Directions -
A - Rewrite the paragraph beginning "UPDATE #2: One of my favorite movie columnists" in the blog post about Mark Gill's speech as a short bulleted list that keeps its main facts.
B - Carry on the blog post about Mark Gill's speech from the point where it stops.

Supplied text -
That’s it really, isn’t it? Which is why, more and more, the advice I give students is write stories with which they have a strong emotional connection. That alone increases the chances some of the writer’s passion for the material and connection to the characters will come through in the script’s pages.

By the way, the Mark Gill article is from a great web news source called IndieWire.com and you can subscribe to a daily email newsletter. Great resource.

UPDATE: It appears Gill’s comments have caused quite a stir per this IndieWire article, following up on the speech.

UPDATE #2: One of my favorite movie columnists is Patrick Goldstein of the LA Times. Here’s a piece he did earlier this week, the title of which pretty much says it all: “How bad can the movies get?” and it dovetails into Mark Gill’s speech and Tom’s comments. Goldstein considers the possible SAG strike, totes up all the major movies that would be affected, and doesn’t quite like what he sees:

My point is only this: A strike would be a bad thing for the working class of Hollywood, who need a studio paycheck. But for those of us in the audience, I can’t say I’d shed a tear. Most of the indie film productions have waiver deals that allow them to keep shooting, strike or not. Imagine the possibilities. Having a year where indie films could dominate the marketplace would be a year where it might be safe to go to the multiplexes again.

And so it goes — art vs. commerce, now part of the permutation in trying to figure out whether to support a strike or not.

4 thoughts on ““Yes, the sky really is falling!”

  1. Tom says:

    The speech by Gill was fantastic. And frankly, it doesn’t strike me as a dour future. As someone who is aiming to sell one of those scripts, I suppose I should be discouraged by the reduced number of films being produced. But on the contrary, as a film-lover, a world of fewer films of higher quality is a world I eagerly await. And regardless, every effort at writing is to achieve — fingers crossed — great writing with “quality emotional content” with an audience in mind. Where’s the satisfaction with anything else?

    And maybe someday films can overtake chicken as consumers’ perceived number one bang for the buck.

  2. Scott says:

    As a consumer and film lover, I couldn’t agree more with your point re “fewer films of higher quality.” However, for people who work for a living in the entertainment industry, the guiding instinct has to be — MORE, MORE, MORE! Job opportunities for anyone involved in filmmaking, above and below the line, are a zero sum game — we all take a slice from the pie. If the pie’s size is reduced, that translates into fewer slices to go around.

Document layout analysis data
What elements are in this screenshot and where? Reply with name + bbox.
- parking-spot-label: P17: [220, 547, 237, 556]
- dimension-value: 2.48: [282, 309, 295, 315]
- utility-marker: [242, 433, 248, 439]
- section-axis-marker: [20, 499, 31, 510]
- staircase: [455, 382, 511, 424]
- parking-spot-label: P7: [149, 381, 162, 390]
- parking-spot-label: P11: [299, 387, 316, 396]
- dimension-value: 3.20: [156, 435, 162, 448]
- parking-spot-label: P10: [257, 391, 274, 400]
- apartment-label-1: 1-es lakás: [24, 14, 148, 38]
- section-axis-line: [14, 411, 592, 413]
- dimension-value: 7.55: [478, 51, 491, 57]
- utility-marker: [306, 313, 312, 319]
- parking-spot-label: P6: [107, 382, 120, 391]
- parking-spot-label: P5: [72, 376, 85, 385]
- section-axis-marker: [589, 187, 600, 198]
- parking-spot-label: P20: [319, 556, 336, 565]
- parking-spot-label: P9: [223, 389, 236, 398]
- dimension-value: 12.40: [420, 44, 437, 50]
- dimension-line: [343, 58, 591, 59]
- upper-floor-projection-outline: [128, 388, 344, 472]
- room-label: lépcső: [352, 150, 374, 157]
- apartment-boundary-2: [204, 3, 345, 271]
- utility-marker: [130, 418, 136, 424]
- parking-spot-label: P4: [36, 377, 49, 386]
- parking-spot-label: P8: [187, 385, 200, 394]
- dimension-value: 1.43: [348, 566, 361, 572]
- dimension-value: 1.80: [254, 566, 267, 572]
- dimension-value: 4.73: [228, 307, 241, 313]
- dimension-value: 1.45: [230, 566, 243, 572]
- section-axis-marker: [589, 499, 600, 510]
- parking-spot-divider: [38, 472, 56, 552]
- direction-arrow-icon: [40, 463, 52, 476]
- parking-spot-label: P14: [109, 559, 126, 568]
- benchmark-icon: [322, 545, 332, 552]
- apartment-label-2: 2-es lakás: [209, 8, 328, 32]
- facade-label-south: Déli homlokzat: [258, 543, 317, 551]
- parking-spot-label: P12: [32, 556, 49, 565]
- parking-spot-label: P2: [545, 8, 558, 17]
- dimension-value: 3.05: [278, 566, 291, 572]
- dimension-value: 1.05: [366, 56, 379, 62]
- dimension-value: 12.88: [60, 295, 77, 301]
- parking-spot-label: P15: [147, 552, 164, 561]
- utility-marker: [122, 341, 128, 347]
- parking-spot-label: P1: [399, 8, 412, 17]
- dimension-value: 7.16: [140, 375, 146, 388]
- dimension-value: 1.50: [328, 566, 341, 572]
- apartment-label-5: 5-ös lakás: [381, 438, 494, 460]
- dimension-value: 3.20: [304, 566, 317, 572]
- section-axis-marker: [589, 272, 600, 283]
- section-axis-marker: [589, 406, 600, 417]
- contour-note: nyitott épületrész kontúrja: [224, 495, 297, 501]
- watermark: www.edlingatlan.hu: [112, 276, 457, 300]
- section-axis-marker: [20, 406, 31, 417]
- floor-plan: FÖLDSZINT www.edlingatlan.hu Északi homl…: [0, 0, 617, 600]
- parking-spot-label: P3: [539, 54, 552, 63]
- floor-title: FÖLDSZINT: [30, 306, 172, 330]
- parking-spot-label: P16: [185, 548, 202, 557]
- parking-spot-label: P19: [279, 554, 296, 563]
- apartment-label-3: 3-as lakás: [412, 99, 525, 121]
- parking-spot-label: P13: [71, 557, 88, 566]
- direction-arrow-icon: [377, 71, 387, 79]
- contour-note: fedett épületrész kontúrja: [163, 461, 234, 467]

Responses for each task -
A -
- Patrick Goldstein of the LA Times is one of the writer's favorite movie columnists.
- Earlier this week he wrote a piece titled "How bad can the movies get?"
- The piece ties in with Mark Gill's speech and Tom's comments.
- Goldstein looks at the possible SAG strike, adds up the major movies it would affect, and doesn't like what he finds.

B -
    This where “art” and “commerce” smash up against each other. Or as, I believe, Charlton Heston said, “The problem with movie as art is that it’s a business.”

    The funny thing is to have this art vs. commerce discussion about independent movies. Hollywood had zero interest in them until indie movies started to have breakout B.O. numbers. In a way, Sex, Lies, and Videotape (1989) is to independent movies what Jaws (1975) is to mainstream commercial movies. Once Hollywood realized they could make money on indie movies, they created or bought their own ‘specialty’ divisions (e.g., Fox Searchlight, Sony Classics, Focus Films). Now that seems to be all roiled up, witness Mark Gill’s comments.

  3. Tom says:

    Any guesses what the landscape will look like after this all shakes out?

  4. Scott says:

    Tom, your guess is as good as mine and probably any Hollywood mogul to boot! Everything goes in cycles. During the recent run-up of speciality movies, conventional wisdom was that movies with budgets less than $10M had the best prospects at seeing profits, and that any movie between $10 – 25M was already DOA. Now along with the demise of some of the specialty divisions, like Picturehouse, there is an emergence of mini-major companies like Mandate Pictures and Overture Pictures, companies, along with Lionsgate, which are actually focusing on movies with budgets up to $25M — that suggests that we’re definitely in a different cycle.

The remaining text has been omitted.